- **TASK TO COMPLETE**
Starting at the beginning of the records and going on through the line that contains "historic-property-question: Is this", turn those lines into a numbered list with blank lines left out.

────────────────────────────────────────

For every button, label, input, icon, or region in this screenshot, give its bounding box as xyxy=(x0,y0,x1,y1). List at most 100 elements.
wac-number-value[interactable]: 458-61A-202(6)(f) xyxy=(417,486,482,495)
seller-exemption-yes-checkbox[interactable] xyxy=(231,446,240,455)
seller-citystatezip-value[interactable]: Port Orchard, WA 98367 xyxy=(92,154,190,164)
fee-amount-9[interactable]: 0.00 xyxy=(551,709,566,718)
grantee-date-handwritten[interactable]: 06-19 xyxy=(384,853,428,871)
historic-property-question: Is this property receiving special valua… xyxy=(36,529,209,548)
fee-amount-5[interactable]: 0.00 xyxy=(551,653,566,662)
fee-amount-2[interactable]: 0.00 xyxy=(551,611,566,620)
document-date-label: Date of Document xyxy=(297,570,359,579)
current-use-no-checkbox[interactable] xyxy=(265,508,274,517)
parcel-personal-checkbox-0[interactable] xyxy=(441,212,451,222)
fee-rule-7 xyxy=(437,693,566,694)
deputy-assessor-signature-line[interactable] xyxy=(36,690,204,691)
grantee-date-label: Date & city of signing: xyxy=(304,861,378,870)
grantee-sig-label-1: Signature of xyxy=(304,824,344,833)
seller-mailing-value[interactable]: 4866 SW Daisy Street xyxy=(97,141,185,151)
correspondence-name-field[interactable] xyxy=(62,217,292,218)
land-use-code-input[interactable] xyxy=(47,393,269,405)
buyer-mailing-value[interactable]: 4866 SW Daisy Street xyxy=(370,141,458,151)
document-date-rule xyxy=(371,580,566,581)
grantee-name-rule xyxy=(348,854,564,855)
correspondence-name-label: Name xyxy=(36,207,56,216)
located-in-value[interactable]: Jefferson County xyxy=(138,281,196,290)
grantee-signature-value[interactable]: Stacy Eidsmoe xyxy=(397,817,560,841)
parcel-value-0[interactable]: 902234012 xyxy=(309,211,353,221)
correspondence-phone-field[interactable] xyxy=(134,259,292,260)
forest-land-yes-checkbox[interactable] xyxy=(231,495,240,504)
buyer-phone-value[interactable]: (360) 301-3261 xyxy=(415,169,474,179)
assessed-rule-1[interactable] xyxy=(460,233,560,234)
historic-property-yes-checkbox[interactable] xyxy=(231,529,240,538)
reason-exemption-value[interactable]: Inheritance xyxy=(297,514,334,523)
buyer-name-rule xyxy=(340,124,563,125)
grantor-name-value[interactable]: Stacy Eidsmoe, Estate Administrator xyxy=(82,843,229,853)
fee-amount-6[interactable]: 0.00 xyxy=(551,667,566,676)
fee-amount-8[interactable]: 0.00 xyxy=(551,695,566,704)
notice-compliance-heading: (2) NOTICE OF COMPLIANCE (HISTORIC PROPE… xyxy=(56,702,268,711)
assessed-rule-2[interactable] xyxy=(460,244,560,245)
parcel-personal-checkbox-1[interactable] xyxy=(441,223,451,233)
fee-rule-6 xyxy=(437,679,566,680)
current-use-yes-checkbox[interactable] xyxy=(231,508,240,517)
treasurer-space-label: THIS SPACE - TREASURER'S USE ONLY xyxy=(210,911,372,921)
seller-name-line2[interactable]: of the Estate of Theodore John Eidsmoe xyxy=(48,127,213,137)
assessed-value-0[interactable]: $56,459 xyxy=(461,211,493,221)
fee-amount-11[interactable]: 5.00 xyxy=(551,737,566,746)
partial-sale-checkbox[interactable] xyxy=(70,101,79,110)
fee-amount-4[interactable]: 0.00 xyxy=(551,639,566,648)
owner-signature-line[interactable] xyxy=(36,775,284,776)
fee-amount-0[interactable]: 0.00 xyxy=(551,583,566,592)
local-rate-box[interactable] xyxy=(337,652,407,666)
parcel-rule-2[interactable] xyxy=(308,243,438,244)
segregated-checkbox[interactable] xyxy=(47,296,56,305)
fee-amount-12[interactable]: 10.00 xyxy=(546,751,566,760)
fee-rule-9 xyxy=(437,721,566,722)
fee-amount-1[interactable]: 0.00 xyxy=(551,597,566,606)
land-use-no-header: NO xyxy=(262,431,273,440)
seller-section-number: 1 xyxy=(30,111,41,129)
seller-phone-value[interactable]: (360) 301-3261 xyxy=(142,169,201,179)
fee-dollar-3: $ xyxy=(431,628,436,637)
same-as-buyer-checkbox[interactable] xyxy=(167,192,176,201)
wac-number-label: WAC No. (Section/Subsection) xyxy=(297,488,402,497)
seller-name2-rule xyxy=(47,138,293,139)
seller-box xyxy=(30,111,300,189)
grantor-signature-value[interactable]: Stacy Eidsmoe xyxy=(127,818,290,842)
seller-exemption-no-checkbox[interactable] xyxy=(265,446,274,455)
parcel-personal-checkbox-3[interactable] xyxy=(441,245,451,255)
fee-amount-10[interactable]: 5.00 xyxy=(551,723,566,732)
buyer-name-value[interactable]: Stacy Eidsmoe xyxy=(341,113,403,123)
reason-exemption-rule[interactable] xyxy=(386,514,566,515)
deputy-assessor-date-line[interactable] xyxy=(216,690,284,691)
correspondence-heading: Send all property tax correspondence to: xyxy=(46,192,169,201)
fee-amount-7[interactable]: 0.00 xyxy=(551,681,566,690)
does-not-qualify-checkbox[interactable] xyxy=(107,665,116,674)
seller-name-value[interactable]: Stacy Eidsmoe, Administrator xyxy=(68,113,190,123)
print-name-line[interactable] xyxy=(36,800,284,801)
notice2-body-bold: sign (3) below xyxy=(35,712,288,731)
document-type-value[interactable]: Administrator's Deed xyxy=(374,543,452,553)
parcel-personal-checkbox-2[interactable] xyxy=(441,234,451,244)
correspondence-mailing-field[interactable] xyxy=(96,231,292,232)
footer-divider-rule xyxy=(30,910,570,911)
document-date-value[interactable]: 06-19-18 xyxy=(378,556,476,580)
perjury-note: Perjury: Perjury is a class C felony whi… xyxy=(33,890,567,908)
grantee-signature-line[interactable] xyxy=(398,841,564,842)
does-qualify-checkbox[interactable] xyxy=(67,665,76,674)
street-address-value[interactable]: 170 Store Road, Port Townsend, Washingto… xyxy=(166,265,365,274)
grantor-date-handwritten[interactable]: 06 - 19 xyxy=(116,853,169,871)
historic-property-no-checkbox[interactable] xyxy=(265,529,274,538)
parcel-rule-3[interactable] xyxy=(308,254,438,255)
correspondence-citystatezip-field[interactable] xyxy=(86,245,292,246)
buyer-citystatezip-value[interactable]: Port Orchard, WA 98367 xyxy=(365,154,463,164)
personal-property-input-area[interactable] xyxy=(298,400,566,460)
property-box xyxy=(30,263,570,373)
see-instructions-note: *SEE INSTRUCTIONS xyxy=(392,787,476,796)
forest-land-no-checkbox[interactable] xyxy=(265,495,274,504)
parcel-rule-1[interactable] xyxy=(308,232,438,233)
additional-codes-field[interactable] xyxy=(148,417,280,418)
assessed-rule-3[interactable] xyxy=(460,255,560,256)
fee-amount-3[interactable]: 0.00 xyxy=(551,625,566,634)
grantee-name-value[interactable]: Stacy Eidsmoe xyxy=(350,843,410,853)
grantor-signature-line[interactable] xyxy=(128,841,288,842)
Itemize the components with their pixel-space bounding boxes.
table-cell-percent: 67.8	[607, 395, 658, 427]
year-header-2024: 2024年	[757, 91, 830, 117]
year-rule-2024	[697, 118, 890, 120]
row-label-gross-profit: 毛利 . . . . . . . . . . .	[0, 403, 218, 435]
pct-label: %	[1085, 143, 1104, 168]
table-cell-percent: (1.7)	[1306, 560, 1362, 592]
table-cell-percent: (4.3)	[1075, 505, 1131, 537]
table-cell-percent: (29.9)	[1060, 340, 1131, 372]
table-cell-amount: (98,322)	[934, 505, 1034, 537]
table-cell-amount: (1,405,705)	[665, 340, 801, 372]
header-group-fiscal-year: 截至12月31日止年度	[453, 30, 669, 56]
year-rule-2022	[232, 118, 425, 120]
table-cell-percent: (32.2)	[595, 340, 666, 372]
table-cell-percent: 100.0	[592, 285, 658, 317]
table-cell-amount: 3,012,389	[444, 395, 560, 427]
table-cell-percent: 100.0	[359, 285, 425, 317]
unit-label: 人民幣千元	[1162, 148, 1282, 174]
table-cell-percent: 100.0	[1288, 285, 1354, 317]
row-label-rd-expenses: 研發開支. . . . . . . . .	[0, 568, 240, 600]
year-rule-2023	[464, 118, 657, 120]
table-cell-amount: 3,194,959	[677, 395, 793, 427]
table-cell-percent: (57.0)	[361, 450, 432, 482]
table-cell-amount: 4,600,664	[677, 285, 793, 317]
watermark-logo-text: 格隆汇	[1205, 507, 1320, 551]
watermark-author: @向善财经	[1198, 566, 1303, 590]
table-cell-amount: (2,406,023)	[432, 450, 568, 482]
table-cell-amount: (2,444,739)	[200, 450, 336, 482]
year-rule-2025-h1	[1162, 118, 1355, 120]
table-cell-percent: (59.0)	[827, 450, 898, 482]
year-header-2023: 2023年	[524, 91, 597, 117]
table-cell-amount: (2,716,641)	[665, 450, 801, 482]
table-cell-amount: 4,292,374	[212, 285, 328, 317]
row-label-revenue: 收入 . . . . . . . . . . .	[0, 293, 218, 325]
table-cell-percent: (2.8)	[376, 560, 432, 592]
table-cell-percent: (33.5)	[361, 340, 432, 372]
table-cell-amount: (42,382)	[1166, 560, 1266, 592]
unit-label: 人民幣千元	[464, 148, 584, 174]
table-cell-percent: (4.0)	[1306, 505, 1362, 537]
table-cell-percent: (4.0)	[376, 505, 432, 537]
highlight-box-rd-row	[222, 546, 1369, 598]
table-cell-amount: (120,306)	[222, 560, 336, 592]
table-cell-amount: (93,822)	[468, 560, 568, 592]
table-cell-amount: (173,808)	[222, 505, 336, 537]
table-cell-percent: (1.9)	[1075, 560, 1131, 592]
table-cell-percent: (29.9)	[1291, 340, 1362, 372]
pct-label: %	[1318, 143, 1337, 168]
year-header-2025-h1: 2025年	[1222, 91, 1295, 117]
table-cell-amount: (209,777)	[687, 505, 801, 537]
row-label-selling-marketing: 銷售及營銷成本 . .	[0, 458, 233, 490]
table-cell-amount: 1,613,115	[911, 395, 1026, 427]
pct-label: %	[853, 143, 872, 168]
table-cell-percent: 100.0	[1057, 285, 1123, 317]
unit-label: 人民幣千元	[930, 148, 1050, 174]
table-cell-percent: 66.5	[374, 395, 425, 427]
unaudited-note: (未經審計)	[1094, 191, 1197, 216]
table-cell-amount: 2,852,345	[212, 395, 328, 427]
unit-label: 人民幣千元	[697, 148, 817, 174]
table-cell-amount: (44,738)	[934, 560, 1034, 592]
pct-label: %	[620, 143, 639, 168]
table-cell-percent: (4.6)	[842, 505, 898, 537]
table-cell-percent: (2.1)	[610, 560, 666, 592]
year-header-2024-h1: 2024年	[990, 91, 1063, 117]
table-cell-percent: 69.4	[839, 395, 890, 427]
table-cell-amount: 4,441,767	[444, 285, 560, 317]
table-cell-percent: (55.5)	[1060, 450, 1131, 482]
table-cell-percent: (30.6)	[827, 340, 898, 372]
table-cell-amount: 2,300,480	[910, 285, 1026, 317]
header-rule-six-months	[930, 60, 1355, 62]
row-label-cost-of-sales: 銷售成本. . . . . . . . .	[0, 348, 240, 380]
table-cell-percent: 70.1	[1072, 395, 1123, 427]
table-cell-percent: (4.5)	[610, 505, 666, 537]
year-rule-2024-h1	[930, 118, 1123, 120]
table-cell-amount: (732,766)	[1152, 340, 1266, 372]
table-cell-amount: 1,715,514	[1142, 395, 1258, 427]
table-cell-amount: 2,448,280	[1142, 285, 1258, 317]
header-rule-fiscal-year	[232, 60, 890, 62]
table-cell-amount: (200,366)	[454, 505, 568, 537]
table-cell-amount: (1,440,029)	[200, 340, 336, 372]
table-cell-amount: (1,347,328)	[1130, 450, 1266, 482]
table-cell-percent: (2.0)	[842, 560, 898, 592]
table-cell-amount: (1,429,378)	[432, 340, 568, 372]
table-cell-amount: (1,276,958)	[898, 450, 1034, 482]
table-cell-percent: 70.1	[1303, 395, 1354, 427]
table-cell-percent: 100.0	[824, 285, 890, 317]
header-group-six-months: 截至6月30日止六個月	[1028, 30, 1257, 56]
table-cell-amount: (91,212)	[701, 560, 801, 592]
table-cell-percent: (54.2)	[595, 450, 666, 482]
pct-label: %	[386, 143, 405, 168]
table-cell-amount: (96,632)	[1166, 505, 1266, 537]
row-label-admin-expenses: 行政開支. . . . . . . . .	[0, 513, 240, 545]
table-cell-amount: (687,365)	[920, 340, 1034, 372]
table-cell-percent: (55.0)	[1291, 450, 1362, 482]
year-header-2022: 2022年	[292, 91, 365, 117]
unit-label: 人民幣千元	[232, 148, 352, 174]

────────────────────────────────────────

- **COMPLETED EXERCISE**
1. For every button, label, input, icon, or region in this screenshot, give its bounding box as xyxy=(x0,y0,x1,y1). List at most 100 elements.
2. wac-number-value[interactable]: 458-61A-202(6)(f) xyxy=(417,486,482,495)
3. seller-exemption-yes-checkbox[interactable] xyxy=(231,446,240,455)
4. seller-citystatezip-value[interactable]: Port Orchard, WA 98367 xyxy=(92,154,190,164)
5. fee-amount-9[interactable]: 0.00 xyxy=(551,709,566,718)
6. grantee-date-handwritten[interactable]: 06-19 xyxy=(384,853,428,871)
7. historic-property-question: Is this property receiving special valua… xyxy=(36,529,209,548)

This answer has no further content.